#### Input for this task
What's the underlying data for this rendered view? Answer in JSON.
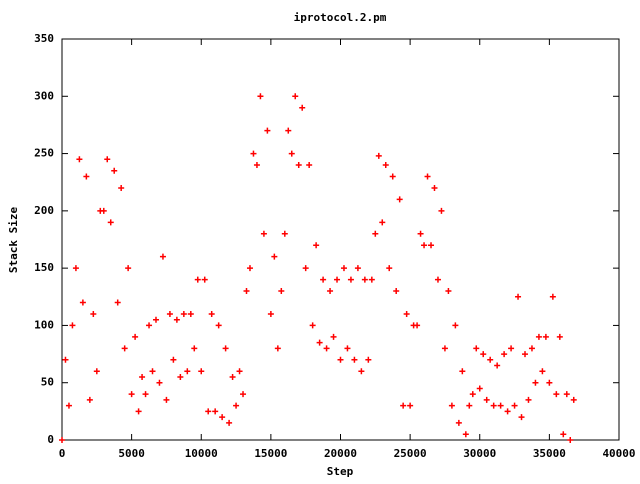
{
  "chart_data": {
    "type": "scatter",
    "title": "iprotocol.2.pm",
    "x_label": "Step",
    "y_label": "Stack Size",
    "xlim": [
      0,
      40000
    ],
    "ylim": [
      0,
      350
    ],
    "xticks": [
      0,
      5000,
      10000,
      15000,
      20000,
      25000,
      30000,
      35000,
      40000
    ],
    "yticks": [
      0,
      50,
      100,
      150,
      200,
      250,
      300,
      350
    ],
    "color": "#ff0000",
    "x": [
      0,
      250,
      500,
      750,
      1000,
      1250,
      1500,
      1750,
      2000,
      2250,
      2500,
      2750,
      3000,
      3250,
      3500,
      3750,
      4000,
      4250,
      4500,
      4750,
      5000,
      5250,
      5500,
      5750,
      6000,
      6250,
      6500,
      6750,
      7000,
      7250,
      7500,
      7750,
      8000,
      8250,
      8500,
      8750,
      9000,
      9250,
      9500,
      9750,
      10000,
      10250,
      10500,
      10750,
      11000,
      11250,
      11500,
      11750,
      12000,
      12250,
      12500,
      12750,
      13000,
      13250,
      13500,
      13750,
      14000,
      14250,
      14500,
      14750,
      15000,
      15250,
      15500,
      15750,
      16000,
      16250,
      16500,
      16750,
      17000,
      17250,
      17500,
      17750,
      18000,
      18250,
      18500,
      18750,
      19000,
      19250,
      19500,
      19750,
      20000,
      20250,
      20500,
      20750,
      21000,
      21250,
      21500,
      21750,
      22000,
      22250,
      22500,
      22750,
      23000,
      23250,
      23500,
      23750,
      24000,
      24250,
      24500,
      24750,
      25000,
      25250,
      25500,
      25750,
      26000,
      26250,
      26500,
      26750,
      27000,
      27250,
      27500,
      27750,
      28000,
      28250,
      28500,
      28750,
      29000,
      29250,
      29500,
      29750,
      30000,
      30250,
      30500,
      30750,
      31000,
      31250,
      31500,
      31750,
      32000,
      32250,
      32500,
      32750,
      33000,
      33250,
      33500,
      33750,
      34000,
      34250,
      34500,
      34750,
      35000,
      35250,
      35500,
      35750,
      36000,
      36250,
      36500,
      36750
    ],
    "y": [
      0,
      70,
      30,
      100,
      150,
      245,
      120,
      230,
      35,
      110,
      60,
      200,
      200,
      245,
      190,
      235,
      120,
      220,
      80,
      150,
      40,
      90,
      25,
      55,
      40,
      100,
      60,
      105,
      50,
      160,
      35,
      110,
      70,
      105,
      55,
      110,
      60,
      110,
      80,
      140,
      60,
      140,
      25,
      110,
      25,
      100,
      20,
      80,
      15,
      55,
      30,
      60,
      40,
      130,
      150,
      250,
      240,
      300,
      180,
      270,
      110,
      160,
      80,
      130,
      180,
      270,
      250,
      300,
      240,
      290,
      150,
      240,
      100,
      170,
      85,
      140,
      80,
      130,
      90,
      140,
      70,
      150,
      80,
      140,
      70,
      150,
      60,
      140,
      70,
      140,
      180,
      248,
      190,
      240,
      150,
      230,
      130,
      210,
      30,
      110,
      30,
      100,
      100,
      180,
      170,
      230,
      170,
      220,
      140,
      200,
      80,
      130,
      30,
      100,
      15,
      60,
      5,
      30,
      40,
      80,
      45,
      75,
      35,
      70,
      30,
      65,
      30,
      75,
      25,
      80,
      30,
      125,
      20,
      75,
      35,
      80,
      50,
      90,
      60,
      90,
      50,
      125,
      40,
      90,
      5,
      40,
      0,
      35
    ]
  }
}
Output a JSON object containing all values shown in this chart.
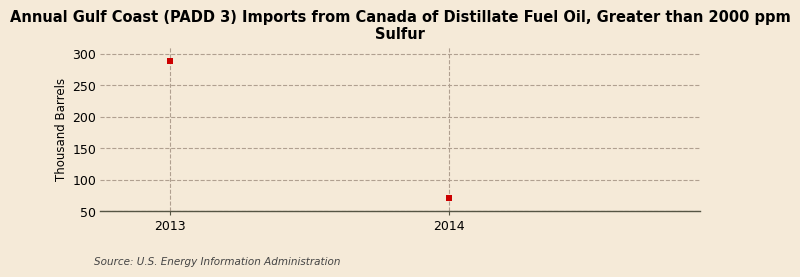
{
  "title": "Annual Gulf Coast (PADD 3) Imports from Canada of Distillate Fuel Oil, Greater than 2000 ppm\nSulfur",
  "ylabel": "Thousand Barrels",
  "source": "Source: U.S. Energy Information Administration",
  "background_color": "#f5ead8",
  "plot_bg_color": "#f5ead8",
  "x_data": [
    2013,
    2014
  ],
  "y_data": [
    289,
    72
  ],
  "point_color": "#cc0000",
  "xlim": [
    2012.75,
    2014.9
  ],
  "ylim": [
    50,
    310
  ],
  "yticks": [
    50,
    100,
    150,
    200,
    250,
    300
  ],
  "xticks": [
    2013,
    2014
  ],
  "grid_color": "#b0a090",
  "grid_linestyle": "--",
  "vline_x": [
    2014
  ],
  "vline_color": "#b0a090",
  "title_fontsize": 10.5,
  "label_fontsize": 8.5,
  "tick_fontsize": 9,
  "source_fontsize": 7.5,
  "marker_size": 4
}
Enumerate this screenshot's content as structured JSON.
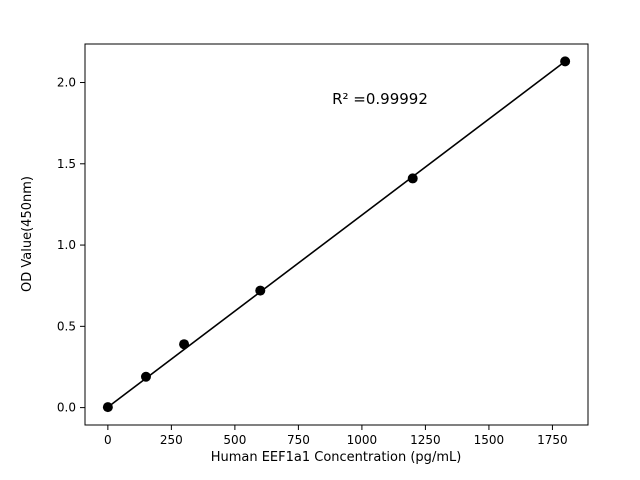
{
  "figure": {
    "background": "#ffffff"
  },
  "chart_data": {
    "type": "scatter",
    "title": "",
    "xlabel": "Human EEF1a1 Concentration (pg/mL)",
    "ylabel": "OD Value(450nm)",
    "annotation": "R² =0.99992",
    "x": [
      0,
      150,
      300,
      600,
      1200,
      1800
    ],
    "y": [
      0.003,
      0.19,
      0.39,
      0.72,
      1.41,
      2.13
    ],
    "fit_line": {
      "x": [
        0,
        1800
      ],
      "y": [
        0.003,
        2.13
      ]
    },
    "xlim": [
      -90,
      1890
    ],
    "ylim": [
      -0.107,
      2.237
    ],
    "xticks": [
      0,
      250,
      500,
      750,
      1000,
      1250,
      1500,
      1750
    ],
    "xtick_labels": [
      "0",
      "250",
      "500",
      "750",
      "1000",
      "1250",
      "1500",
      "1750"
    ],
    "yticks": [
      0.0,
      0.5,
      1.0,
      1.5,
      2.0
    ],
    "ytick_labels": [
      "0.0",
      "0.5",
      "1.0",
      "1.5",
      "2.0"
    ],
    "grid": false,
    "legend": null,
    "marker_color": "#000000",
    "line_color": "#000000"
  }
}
########
Every line should be retyped exactly, with the pictures omitted.

What's the underlying data for this rendered view? Answer in JSON.
{
  "chart_data": {
    "type": "scatter",
    "title": "iprotocol.2.pm",
    "x_label": "Step",
    "y_label": "Stack Size",
    "xlim": [
      0,
      40000
    ],
    "ylim": [
      0,
      350
    ],
    "xticks": [
      0,
      5000,
      10000,
      15000,
      20000,
      25000,
      30000,
      35000,
      40000
    ],
    "yticks": [
      0,
      50,
      100,
      150,
      200,
      250,
      300,
      350
    ],
    "color": "#ff0000",
    "x": [
      0,
      250,
      500,
      750,
      1000,
      1250,
      1500,
      1750,
      2000,
      2250,
      2500,
      2750,
      3000,
      3250,
      3500,
      3750,
      4000,
      4250,
      4500,
      4750,
      5000,
      5250,
      5500,
      5750,
      6000,
      6250,
      6500,
      6750,
      7000,
      7250,
      7500,
      7750,
      8000,
      8250,
      8500,
      8750,
      9000,
      9250,
      9500,
      9750,
      10000,
      10250,
      10500,
      10750,
      11000,
      11250,
      11500,
      11750,
      12000,
      12250,
      12500,
      12750,
      13000,
      13250,
      13500,
      13750,
      14000,
      14250,
      14500,
      14750,
      15000,
      15250,
      15500,
      15750,
      16000,
      16250,
      16500,
      16750,
      17000,
      17250,
      17500,
      17750,
      18000,
      18250,
      18500,
      18750,
      19000,
      19250,
      19500,
      19750,
      20000,
      20250,
      20500,
      20750,
      21000,
      21250,
      21500,
      21750,
      22000,
      22250,
      22500,
      22750,
      23000,
      23250,
      23500,
      23750,
      24000,
      24250,
      24500,
      24750,
      25000,
      25250,
      25500,
      25750,
      26000,
      26250,
      26500,
      26750,
      27000,
      27250,
      27500,
      27750,
      28000,
      28250,
      28500,
      28750,
      29000,
      29250,
      29500,
      29750,
      30000,
      30250,
      30500,
      30750,
      31000,
      31250,
      31500,
      31750,
      32000,
      32250,
      32500,
      32750,
      33000,
      33250,
      33500,
      33750,
      34000,
      34250,
      34500,
      34750,
      35000,
      35250,
      35500,
      35750,
      36000,
      36250,
      36500,
      36750
    ],
    "y": [
      0,
      70,
      30,
      100,
      150,
      245,
      120,
      230,
      35,
      110,
      60,
      200,
      200,
      245,
      190,
      235,
      120,
      220,
      80,
      150,
      40,
      90,
      25,
      55,
      40,
      100,
      60,
      105,
      50,
      160,
      35,
      110,
      70,
      105,
      55,
      110,
      60,
      110,
      80,
      140,
      60,
      140,
      25,
      110,
      25,
      100,
      20,
      80,
      15,
      55,
      30,
      60,
      40,
      130,
      150,
      250,
      240,
      300,
      180,
      270,
      110,
      160,
      80,
      130,
      180,
      270,
      250,
      300,
      240,
      290,
      150,
      240,
      100,
      170,
      85,
      140,
      80,
      130,
      90,
      140,
      70,
      150,
      80,
      140,
      70,
      150,
      60,
      140,
      70,
      140,
      180,
      248,
      190,
      240,
      150,
      230,
      130,
      210,
      30,
      110,
      30,
      100,
      100,
      180,
      170,
      230,
      170,
      220,
      140,
      200,
      80,
      130,
      30,
      100,
      15,
      60,
      5,
      30,
      40,
      80,
      45,
      75,
      35,
      70,
      30,
      65,
      30,
      75,
      25,
      80,
      30,
      125,
      20,
      75,
      35,
      80,
      50,
      90,
      60,
      90,
      50,
      125,
      40,
      90,
      5,
      40,
      0,
      35
    ]
  }
}
Output a JSON object containing all values shown in this chart.
{
  "title": "Annual Gulf Coast (PADD 3) Imports from Canada of Distillate Fuel Oil, Greater than 2000 ppm\nSulfur",
  "ylabel": "Thousand Barrels",
  "source": "Source: U.S. Energy Information Administration",
  "background_color": "#f5ead8",
  "plot_bg_color": "#f5ead8",
  "x_data": [
    2013,
    2014
  ],
  "y_data": [
    289,
    72
  ],
  "point_color": "#cc0000",
  "xlim": [
    2012.75,
    2014.9
  ],
  "ylim": [
    50,
    310
  ],
  "yticks": [
    50,
    100,
    150,
    200,
    250,
    300
  ],
  "xticks": [
    2013,
    2014
  ],
  "grid_color": "#b0a090",
  "grid_linestyle": "--",
  "vline_x": [
    2014
  ],
  "vline_color": "#b0a090",
  "title_fontsize": 10.5,
  "label_fontsize": 8.5,
  "tick_fontsize": 9,
  "source_fontsize": 7.5,
  "marker_size": 4
}
Enumerate this screenshot's content as structured JSON.
{
  "figure": {
    "background": "#ffffff"
  },
  "chart_data": {
    "type": "scatter",
    "title": "",
    "xlabel": "Human EEF1a1 Concentration (pg/mL)",
    "ylabel": "OD Value(450nm)",
    "annotation": "R² =0.99992",
    "x": [
      0,
      150,
      300,
      600,
      1200,
      1800
    ],
    "y": [
      0.003,
      0.19,
      0.39,
      0.72,
      1.41,
      2.13
    ],
    "fit_line": {
      "x": [
        0,
        1800
      ],
      "y": [
        0.003,
        2.13
      ]
    },
    "xlim": [
      -90,
      1890
    ],
    "ylim": [
      -0.107,
      2.237
    ],
    "xticks": [
      0,
      250,
      500,
      750,
      1000,
      1250,
      1500,
      1750
    ],
    "xtick_labels": [
      "0",
      "250",
      "500",
      "750",
      "1000",
      "1250",
      "1500",
      "1750"
    ],
    "yticks": [
      0.0,
      0.5,
      1.0,
      1.5,
      2.0
    ],
    "ytick_labels": [
      "0.0",
      "0.5",
      "1.0",
      "1.5",
      "2.0"
    ],
    "grid": false,
    "legend": null,
    "marker_color": "#000000",
    "line_color": "#000000"
  }
}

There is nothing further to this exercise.